*** Dataset records ***
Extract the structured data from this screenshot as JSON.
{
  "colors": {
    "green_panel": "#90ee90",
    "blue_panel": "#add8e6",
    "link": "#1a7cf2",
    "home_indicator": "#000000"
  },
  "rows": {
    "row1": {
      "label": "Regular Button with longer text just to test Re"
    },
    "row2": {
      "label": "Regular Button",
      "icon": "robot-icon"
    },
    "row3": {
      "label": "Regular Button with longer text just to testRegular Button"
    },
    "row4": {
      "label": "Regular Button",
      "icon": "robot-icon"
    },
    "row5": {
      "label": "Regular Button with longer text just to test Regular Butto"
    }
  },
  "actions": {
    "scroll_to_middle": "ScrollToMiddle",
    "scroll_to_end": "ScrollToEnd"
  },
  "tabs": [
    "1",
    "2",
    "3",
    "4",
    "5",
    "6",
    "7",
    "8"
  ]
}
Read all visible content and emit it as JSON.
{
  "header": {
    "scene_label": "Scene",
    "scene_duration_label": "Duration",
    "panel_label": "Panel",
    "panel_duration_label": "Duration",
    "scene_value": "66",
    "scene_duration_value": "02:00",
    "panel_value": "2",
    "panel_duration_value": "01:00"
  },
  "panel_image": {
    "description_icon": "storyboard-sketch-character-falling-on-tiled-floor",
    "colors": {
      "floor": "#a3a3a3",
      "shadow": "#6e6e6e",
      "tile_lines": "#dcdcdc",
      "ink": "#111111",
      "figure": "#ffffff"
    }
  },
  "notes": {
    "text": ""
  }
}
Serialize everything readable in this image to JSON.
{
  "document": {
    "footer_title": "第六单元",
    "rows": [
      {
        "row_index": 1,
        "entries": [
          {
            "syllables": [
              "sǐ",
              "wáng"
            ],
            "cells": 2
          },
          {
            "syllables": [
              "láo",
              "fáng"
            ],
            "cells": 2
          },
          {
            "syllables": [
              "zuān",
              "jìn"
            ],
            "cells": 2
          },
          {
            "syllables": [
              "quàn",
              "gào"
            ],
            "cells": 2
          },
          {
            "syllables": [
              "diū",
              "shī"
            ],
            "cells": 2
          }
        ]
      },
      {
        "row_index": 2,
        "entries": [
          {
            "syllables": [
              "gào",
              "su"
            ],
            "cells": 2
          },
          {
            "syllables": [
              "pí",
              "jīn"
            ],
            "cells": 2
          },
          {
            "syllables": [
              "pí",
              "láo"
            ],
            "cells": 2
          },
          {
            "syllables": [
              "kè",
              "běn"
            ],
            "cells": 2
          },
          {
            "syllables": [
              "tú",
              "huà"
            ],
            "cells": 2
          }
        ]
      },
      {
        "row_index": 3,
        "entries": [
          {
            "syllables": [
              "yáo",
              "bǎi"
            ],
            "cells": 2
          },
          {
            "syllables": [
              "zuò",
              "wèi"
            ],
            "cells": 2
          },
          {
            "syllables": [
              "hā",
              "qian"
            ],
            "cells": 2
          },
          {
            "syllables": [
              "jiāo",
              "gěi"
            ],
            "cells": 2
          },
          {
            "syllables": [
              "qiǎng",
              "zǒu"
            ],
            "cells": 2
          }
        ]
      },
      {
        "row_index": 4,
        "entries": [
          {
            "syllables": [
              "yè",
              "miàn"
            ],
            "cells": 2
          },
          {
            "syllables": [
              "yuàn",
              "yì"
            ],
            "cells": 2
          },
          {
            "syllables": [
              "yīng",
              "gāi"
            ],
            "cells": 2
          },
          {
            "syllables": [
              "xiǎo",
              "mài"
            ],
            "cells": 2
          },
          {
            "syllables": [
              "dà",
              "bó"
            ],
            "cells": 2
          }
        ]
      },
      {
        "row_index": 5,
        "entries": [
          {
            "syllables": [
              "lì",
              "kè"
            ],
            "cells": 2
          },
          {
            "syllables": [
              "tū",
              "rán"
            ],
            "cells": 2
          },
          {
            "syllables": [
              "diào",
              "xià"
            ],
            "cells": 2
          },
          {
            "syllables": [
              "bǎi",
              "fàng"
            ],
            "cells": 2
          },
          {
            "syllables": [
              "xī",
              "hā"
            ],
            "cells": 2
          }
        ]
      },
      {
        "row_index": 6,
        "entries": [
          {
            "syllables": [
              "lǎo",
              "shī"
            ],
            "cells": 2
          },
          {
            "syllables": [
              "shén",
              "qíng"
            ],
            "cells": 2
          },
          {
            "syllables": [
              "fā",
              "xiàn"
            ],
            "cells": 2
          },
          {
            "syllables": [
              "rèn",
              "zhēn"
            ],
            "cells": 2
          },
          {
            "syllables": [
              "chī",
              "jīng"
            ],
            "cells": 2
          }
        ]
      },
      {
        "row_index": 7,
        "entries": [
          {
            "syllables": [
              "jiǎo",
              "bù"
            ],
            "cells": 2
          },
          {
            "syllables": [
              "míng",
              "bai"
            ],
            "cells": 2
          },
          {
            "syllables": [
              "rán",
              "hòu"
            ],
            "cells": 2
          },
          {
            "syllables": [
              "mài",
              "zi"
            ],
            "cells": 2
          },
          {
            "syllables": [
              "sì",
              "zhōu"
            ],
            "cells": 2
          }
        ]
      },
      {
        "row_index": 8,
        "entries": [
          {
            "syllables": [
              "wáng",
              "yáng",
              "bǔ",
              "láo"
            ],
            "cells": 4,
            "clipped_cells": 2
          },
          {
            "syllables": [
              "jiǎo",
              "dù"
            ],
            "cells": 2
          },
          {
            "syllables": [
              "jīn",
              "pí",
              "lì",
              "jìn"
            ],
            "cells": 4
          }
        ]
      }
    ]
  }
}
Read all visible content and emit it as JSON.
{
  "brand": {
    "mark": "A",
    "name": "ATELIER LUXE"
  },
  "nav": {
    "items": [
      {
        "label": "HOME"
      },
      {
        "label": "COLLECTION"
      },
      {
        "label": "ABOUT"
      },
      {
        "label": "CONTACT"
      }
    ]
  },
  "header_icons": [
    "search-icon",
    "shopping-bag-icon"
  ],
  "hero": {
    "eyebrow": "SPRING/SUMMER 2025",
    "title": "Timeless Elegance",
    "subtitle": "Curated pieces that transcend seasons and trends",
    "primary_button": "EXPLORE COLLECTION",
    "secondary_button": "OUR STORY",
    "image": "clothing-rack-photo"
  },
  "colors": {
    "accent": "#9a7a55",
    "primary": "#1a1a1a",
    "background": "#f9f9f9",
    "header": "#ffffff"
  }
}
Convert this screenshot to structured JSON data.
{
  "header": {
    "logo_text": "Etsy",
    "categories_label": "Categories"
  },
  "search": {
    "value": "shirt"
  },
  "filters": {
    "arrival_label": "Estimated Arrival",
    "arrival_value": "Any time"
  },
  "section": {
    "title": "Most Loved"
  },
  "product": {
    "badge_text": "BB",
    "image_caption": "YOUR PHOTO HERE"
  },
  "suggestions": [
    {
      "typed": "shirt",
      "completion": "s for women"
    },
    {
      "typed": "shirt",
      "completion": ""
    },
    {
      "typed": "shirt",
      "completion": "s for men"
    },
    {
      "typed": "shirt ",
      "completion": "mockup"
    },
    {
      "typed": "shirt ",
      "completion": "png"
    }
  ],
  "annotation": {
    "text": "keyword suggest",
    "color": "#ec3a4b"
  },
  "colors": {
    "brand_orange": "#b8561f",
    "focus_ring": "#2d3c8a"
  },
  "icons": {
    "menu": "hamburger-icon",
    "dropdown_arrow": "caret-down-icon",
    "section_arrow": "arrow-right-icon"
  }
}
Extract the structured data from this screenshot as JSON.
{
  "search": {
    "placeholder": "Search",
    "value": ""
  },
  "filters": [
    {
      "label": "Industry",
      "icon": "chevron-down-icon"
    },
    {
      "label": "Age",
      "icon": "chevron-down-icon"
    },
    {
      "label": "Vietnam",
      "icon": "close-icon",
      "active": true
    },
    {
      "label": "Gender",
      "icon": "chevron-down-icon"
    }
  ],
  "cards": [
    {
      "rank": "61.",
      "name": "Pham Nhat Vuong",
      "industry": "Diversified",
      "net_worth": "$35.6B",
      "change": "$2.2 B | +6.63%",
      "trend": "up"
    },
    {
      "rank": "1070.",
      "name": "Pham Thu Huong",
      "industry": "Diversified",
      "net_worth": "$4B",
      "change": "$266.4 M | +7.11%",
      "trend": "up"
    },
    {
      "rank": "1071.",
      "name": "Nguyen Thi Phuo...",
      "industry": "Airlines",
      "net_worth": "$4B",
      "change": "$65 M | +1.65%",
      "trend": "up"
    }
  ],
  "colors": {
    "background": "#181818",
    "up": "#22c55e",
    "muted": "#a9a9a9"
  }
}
***
Gather every line containing the word "completion" and copy it.

> [Task solution]:
      "completion": "s for women"
      "completion": ""
      "completion": "s for men"
      "completion": "mockup"
      "completion": "png"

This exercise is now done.